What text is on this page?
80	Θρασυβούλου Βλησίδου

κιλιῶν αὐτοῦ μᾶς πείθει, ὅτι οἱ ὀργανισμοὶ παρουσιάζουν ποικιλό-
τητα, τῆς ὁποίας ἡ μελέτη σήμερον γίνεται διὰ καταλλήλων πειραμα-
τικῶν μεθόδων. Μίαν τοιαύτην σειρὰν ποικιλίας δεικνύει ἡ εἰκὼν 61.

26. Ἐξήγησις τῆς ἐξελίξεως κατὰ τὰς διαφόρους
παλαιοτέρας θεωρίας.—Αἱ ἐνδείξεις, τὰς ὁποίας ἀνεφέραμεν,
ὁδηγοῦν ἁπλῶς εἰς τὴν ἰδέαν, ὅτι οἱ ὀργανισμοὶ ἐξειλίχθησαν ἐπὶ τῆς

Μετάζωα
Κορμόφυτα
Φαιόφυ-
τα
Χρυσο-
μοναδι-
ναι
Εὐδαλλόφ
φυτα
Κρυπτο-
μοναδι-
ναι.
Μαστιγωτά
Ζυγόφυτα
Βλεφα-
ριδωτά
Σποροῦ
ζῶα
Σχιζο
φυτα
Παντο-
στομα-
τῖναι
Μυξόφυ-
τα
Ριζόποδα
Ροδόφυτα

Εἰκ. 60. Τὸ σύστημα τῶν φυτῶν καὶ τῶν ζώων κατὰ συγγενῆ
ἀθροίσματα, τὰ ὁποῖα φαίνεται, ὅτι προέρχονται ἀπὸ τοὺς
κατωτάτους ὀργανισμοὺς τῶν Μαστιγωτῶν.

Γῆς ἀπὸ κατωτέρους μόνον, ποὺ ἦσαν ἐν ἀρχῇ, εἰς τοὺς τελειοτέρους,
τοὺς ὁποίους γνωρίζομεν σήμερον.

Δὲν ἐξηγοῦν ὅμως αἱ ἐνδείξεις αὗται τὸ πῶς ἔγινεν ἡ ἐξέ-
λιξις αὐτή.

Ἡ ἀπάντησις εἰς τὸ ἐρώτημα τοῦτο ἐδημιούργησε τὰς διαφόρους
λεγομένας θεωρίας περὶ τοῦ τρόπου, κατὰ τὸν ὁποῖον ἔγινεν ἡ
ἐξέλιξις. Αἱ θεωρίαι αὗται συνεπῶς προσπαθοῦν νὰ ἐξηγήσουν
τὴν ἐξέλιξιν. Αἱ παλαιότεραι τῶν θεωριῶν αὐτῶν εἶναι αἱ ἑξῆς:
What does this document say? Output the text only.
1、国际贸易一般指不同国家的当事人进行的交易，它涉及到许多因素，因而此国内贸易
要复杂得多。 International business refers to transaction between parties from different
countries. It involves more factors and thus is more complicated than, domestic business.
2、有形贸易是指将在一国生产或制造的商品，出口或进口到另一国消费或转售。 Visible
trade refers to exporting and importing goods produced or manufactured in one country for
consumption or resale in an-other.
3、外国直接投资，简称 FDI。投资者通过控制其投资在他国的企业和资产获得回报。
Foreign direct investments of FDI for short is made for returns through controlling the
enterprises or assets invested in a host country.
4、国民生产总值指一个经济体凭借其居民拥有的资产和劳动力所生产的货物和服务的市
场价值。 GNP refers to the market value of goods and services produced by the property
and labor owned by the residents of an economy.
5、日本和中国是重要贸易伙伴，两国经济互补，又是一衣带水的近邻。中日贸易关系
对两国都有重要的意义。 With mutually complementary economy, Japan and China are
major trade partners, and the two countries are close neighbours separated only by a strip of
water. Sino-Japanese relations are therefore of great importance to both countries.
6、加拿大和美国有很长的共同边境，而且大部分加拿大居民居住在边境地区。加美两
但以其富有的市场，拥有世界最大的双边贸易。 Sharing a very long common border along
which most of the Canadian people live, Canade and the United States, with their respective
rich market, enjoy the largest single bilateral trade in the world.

Exercise directions: Your task is to list each line of the records with the word "αὗται".

Final result:
Δὲν ἐξηγοῦν ὅμως αἱ ἐνδείξεις αὗται τὸ πῶς ἔγινεν ἡ ἐξέ-
ἐξέλιξις. Αἱ θεωρίαι αὗται συνεπῶς προσπαθοῦν νὰ ἐξηγήσουν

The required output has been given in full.